THE EXERCISE:
Copy out every line of the material below word for word, leaving out the pictures.

DATA ENTRIES:
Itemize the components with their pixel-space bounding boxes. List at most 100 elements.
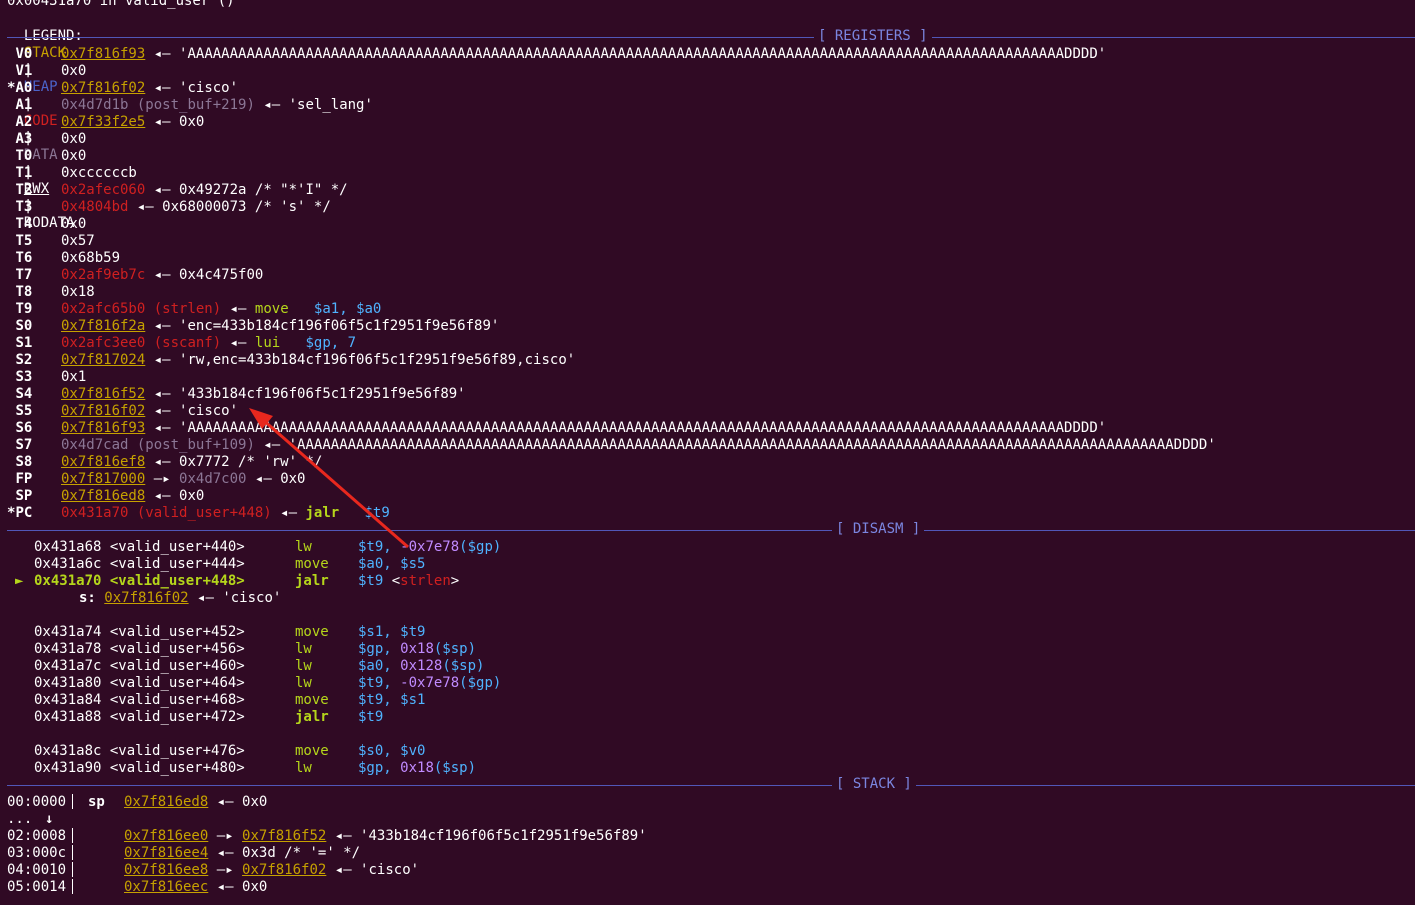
instr-address: 0x431a88 <box>34 709 102 725</box>
disasm-addr[interactable]: 0x431a90 <valid_user+480> <box>34 760 245 777</box>
instr-opcode: lw <box>295 760 312 776</box>
register-name: T9 <box>15 301 33 317</box>
instr-address: 0x431a8c <box>34 743 102 759</box>
register-symbol: (post_buf+109) <box>136 437 255 453</box>
register-name: S6 <box>15 420 33 436</box>
register-deref-args: $gp, 7 <box>305 335 357 351</box>
register-deref: 'enc=433b184cf196f06f5c1f2951f9e56f89' <box>179 318 500 334</box>
register-addr: 0x57 <box>61 233 95 249</box>
register-name: S8 <box>15 454 33 470</box>
legend-line: LEGEND: STACK | HEAP | CODE | DATA | RWX… <box>7 11 83 231</box>
instr-opcode: lw <box>295 658 312 674</box>
operand-1: $t9 <box>358 573 384 589</box>
stack-addr[interactable]: 0x7f816ee4 <box>124 845 208 861</box>
register-value: 0x7f33f2e5 ◂— 0x0 <box>61 114 204 131</box>
disasm-addr[interactable]: 0x431a74 <valid_user+452> <box>34 624 245 641</box>
disasm-addr[interactable]: 0x431a7c <valid_user+460> <box>34 658 245 675</box>
stack-pointer[interactable]: 0x7f816f52 <box>242 828 326 844</box>
instr-opcode: move <box>295 624 329 640</box>
operand-1: $gp, <box>358 760 392 776</box>
call-arg-addr[interactable]: 0x7f816f02 <box>104 590 188 606</box>
disasm-addr[interactable]: 0x431a6c <valid_user+444> <box>34 556 245 573</box>
register-deref: 0x49272a /* "*'I" */ <box>179 182 348 198</box>
register-addr[interactable]: 0x7f816f52 <box>61 386 145 402</box>
stack-title: [ STACK ] <box>832 776 916 793</box>
register-name: S5 <box>15 403 33 419</box>
register-addr: 0x2af9eb7c <box>61 267 146 283</box>
register-addr: 0x0 <box>61 216 87 232</box>
disasm-addr[interactable]: 0x431a88 <valid_user+472> <box>34 709 245 726</box>
register-symbol: (sscanf) <box>153 335 222 351</box>
register-addr: 0x1 <box>61 369 87 385</box>
register-value: 0x4804bd ◂— 0x68000073 /* 's' */ <box>61 199 331 216</box>
stack-addr[interactable]: 0x7f816ed8 <box>124 794 208 810</box>
operand-1: $t9, <box>358 692 392 708</box>
register-value: 0x0 <box>61 216 86 233</box>
register-value: 0x7f816f93 ◂— 'AAAAAAAAAAAAAAAAAAAAAAAAA… <box>61 46 1106 63</box>
register-row: T1 <box>7 165 32 182</box>
stack-entry: 0x7f816ee8 —▸ 0x7f816f02 ◂— 'cisco' <box>124 862 419 879</box>
register-addr[interactable]: 0x7f817000 <box>61 471 145 487</box>
disasm-addr[interactable]: 0x431a80 <valid_user+464> <box>34 675 245 692</box>
register-value: 0x7f816f02 ◂— 'cisco' <box>61 403 238 420</box>
stack-pointer[interactable]: 0x7f816f02 <box>242 862 326 878</box>
register-value: 0x0 <box>61 148 86 165</box>
operand-2: $s1 <box>400 692 426 708</box>
register-addr: 0xccccccb <box>61 165 137 181</box>
stack-reg: sp <box>88 794 105 810</box>
disasm-addr[interactable]: 0x431a70 <valid_user+448> <box>34 573 245 590</box>
instr-address: 0x431a78 <box>34 641 102 657</box>
stack-addr[interactable]: 0x7f816eec <box>124 879 208 895</box>
register-name: T2 <box>15 182 33 198</box>
operand-1: $s1, <box>358 624 392 640</box>
operand-2: ($gp) <box>459 539 502 555</box>
register-addr[interactable]: 0x7f817024 <box>61 352 145 368</box>
register-value: 0x7f817000 —▸ 0x4d7c00 ◂— 0x0 <box>61 471 305 488</box>
register-addr[interactable]: 0x7f816ed8 <box>61 488 145 504</box>
stack-addr[interactable]: 0x7f816ee0 <box>124 828 208 844</box>
arrow-icon: ◂— <box>153 420 171 436</box>
stack-addr[interactable]: 0x7f816ee8 <box>124 862 208 878</box>
registers-divider <box>7 37 1415 38</box>
register-name: T6 <box>15 250 33 266</box>
register-addr[interactable]: 0x7f33f2e5 <box>61 114 145 130</box>
register-addr[interactable]: 0x7f816f2a <box>61 318 145 334</box>
register-value: 0x2afc3ee0 (sscanf) ◂— lui $gp, 7 <box>61 335 356 352</box>
register-addr[interactable]: 0x7f816f93 <box>61 420 145 436</box>
disasm-addr[interactable]: 0x431a8c <valid_user+476> <box>34 743 245 760</box>
instr-operands: $a0, $s5 <box>358 556 425 573</box>
register-value: 0x7f816f52 ◂— '433b184cf196f06f5c1f2951f… <box>61 386 466 403</box>
register-addr[interactable]: 0x7f816ef8 <box>61 454 145 470</box>
register-value: 0x57 <box>61 233 95 250</box>
arrow-icon: ◂— <box>153 80 171 96</box>
register-addr[interactable]: 0x7f816f02 <box>61 80 145 96</box>
register-addr[interactable]: 0x7f816f02 <box>61 403 145 419</box>
disasm-addr[interactable]: 0x431a84 <valid_user+468> <box>34 692 245 709</box>
stack-entry: 0x7f816ee4 ◂— 0x3d /* '=' */ <box>124 845 360 862</box>
arrow-icon: ◂— <box>153 488 171 504</box>
stack-bar <box>72 845 73 860</box>
instr-operands: $gp, 0x18($sp) <box>358 641 476 658</box>
instr-opcode: jalr <box>295 573 329 589</box>
instr-operands: $s1, $t9 <box>358 624 425 641</box>
disasm-addr[interactable]: 0x431a68 <valid_user+440> <box>34 539 245 556</box>
register-row: S0 <box>7 318 32 335</box>
stack-value: 0x0 <box>242 879 268 895</box>
register-addr: 0x4804bd <box>61 199 129 215</box>
register-name: S7 <box>15 437 33 453</box>
operand-2: ($gp) <box>459 675 502 691</box>
disasm-addr[interactable]: 0x431a78 <valid_user+456> <box>34 641 245 658</box>
register-row: SP <box>7 488 32 505</box>
instr-opcode: move <box>295 556 329 572</box>
operand-offset: 0x18 <box>400 641 434 657</box>
register-value: 0x7f816f2a ◂— 'enc=433b184cf196f06f5c1f2… <box>61 318 499 335</box>
register-row: T6 <box>7 250 32 267</box>
register-deref: 0x0 <box>179 114 205 130</box>
instr-operands: $t9 <box>358 709 383 726</box>
register-addr: 0x18 <box>61 284 95 300</box>
register-addr[interactable]: 0x7f816f93 <box>61 46 145 62</box>
register-value: 0x7f817024 ◂— 'rw,enc=433b184cf196f06f5c… <box>61 352 575 369</box>
register-name: T5 <box>15 233 33 249</box>
instr-address: 0x431a80 <box>34 675 102 691</box>
operand-2: $t9 <box>400 624 426 640</box>
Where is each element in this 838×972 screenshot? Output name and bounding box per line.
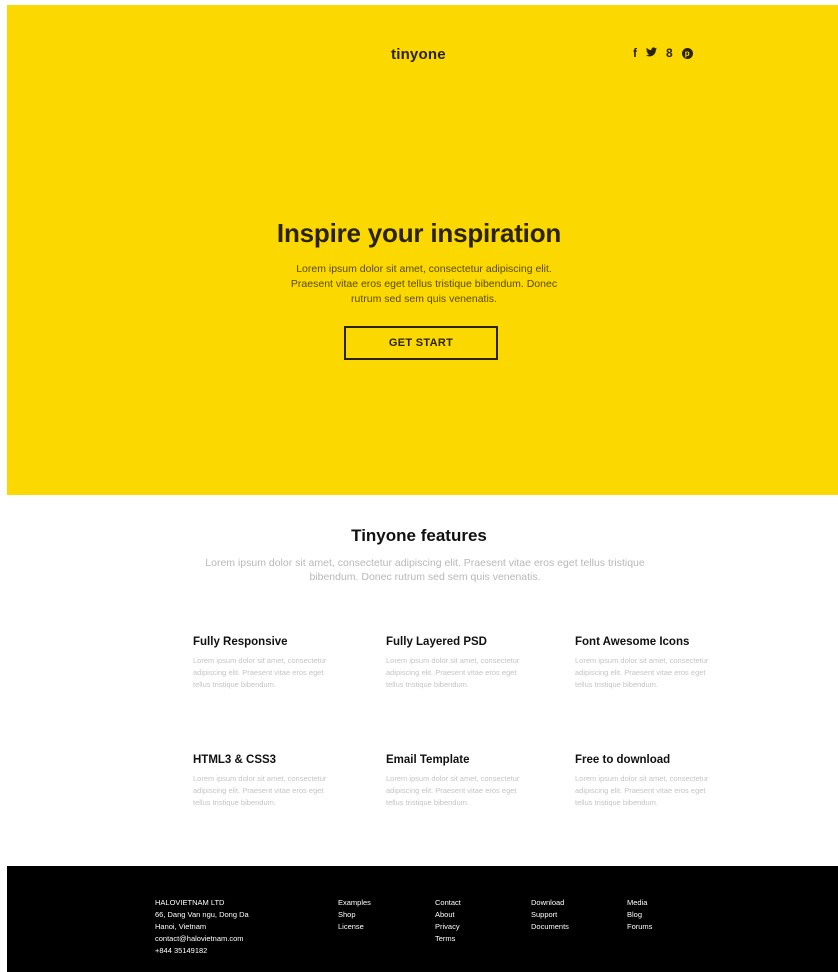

RESULT FOR THIS EXERCISE:
Itemize the components with their pixel-space bounding boxes. List at most 100 elements.
instr-address: 0x431a88 <box>34 709 102 725</box>
disasm-addr[interactable]: 0x431a90 <valid_user+480> <box>34 760 245 777</box>
instr-opcode: lw <box>295 760 312 776</box>
register-name: T9 <box>15 301 33 317</box>
instr-address: 0x431a8c <box>34 743 102 759</box>
register-symbol: (post_buf+109) <box>136 437 255 453</box>
register-name: S6 <box>15 420 33 436</box>
register-deref-args: $gp, 7 <box>305 335 357 351</box>
register-deref: 'enc=433b184cf196f06f5c1f2951f9e56f89' <box>179 318 500 334</box>
register-addr: 0x57 <box>61 233 95 249</box>
register-name: S8 <box>15 454 33 470</box>
legend-line: LEGEND: STACK | HEAP | CODE | DATA | RWX… <box>7 11 83 231</box>
instr-opcode: lw <box>295 658 312 674</box>
operand-1: $t9 <box>358 573 384 589</box>
stack-addr[interactable]: 0x7f816ee4 <box>124 845 208 861</box>
register-value: 0x7f33f2e5 ◂— 0x0 <box>61 114 204 131</box>
disasm-addr[interactable]: 0x431a74 <valid_user+452> <box>34 624 245 641</box>
disasm-addr[interactable]: 0x431a7c <valid_user+460> <box>34 658 245 675</box>
stack-pointer[interactable]: 0x7f816f52 <box>242 828 326 844</box>
instr-opcode: move <box>295 624 329 640</box>
operand-1: $gp, <box>358 760 392 776</box>
call-arg-addr[interactable]: 0x7f816f02 <box>104 590 188 606</box>
disasm-addr[interactable]: 0x431a6c <valid_user+444> <box>34 556 245 573</box>
register-deref: 0x49272a /* "*'I" */ <box>179 182 348 198</box>
register-addr[interactable]: 0x7f816f52 <box>61 386 145 402</box>
stack-title: [ STACK ] <box>832 776 916 793</box>
register-name: S5 <box>15 403 33 419</box>
register-addr: 0x2af9eb7c <box>61 267 146 283</box>
register-addr: 0x0 <box>61 216 87 232</box>
disasm-addr[interactable]: 0x431a88 <valid_user+472> <box>34 709 245 726</box>
register-symbol: (sscanf) <box>153 335 222 351</box>
register-addr: 0x1 <box>61 369 87 385</box>
register-value: 0x4804bd ◂— 0x68000073 /* 's' */ <box>61 199 331 216</box>
stack-addr[interactable]: 0x7f816ed8 <box>124 794 208 810</box>
operand-1: $t9, <box>358 692 392 708</box>
register-value: 0x0 <box>61 216 86 233</box>
register-value: 0x7f816f93 ◂— 'AAAAAAAAAAAAAAAAAAAAAAAAA… <box>61 46 1106 63</box>
register-row: T1 <box>7 165 32 182</box>
stack-entry: 0x7f816ee8 —▸ 0x7f816f02 ◂— 'cisco' <box>124 862 419 879</box>
register-addr[interactable]: 0x7f817000 <box>61 471 145 487</box>
disasm-addr[interactable]: 0x431a80 <valid_user+464> <box>34 675 245 692</box>
register-value: 0x7f816f02 ◂— 'cisco' <box>61 403 238 420</box>
stack-pointer[interactable]: 0x7f816f02 <box>242 862 326 878</box>
register-value: 0x0 <box>61 148 86 165</box>
operand-2: $s1 <box>400 692 426 708</box>
register-addr: 0xccccccb <box>61 165 137 181</box>
stack-reg: sp <box>88 794 105 810</box>
disasm-addr[interactable]: 0x431a70 <valid_user+448> <box>34 573 245 590</box>
instr-address: 0x431a78 <box>34 641 102 657</box>
stack-addr[interactable]: 0x7f816eec <box>124 879 208 895</box>
register-name: T2 <box>15 182 33 198</box>
operand-1: $s1, <box>358 624 392 640</box>
operand-2: ($gp) <box>459 539 502 555</box>
register-addr[interactable]: 0x7f817024 <box>61 352 145 368</box>
register-value: 0x7f817000 —▸ 0x4d7c00 ◂— 0x0 <box>61 471 305 488</box>
register-addr[interactable]: 0x7f816ed8 <box>61 488 145 504</box>
stack-addr[interactable]: 0x7f816ee0 <box>124 828 208 844</box>
arrow-icon: ◂— <box>153 420 171 436</box>
stack-addr[interactable]: 0x7f816ee8 <box>124 862 208 878</box>
registers-divider <box>7 37 1415 38</box>
register-name: T6 <box>15 250 33 266</box>
register-addr[interactable]: 0x7f33f2e5 <box>61 114 145 130</box>
register-addr[interactable]: 0x7f816f2a <box>61 318 145 334</box>
register-value: 0x2afc3ee0 (sscanf) ◂— lui $gp, 7 <box>61 335 356 352</box>
register-addr[interactable]: 0x7f816f93 <box>61 420 145 436</box>
disasm-addr[interactable]: 0x431a8c <valid_user+476> <box>34 743 245 760</box>
instr-operands: $a0, $s5 <box>358 556 425 573</box>
register-value: 0x7f816f52 ◂— '433b184cf196f06f5c1f2951f… <box>61 386 466 403</box>
register-addr[interactable]: 0x7f816ef8 <box>61 454 145 470</box>
register-value: 0x57 <box>61 233 95 250</box>
arrow-icon: ◂— <box>153 80 171 96</box>
register-addr[interactable]: 0x7f816f02 <box>61 80 145 96</box>
register-addr[interactable]: 0x7f816f02 <box>61 403 145 419</box>
disasm-addr[interactable]: 0x431a84 <valid_user+468> <box>34 692 245 709</box>
stack-entry: 0x7f816ee4 ◂— 0x3d /* '=' */ <box>124 845 360 862</box>
arrow-icon: ◂— <box>153 488 171 504</box>
stack-bar <box>72 845 73 860</box>
instr-operands: $gp, 0x18($sp) <box>358 641 476 658</box>
instr-opcode: jalr <box>295 573 329 589</box>
instr-operands: $s1, $t9 <box>358 624 425 641</box>
disasm-addr[interactable]: 0x431a68 <valid_user+440> <box>34 539 245 556</box>
register-row: S0 <box>7 318 32 335</box>
stack-value: 0x0 <box>242 879 268 895</box>
register-addr: 0x4804bd <box>61 199 129 215</box>
register-name: S7 <box>15 437 33 453</box>
operand-2: ($gp) <box>459 675 502 691</box>
disasm-addr[interactable]: 0x431a78 <valid_user+456> <box>34 641 245 658</box>
register-row: SP <box>7 488 32 505</box>
instr-opcode: move <box>295 556 329 572</box>
operand-offset: 0x18 <box>400 641 434 657</box>
register-value: 0x7f816f2a ◂— 'enc=433b184cf196f06f5c1f2… <box>61 318 499 335</box>
register-row: T6 <box>7 250 32 267</box>
register-deref: 0x0 <box>179 114 205 130</box>
instr-operands: $t9 <box>358 709 383 726</box>
register-addr: 0x18 <box>61 284 95 300</box>
register-addr[interactable]: 0x7f816f93 <box>61 46 145 62</box>
register-value: 0x7f817024 ◂— 'rw,enc=433b184cf196f06f5c… <box>61 352 575 369</box>
register-name: T5 <box>15 233 33 249</box>
instr-address: 0x431a80 <box>34 675 102 691</box>
operand-2: $t9 <box>400 624 426 640</box>
Where is each element in this 838×972 screenshot? Output name and bounding box per line.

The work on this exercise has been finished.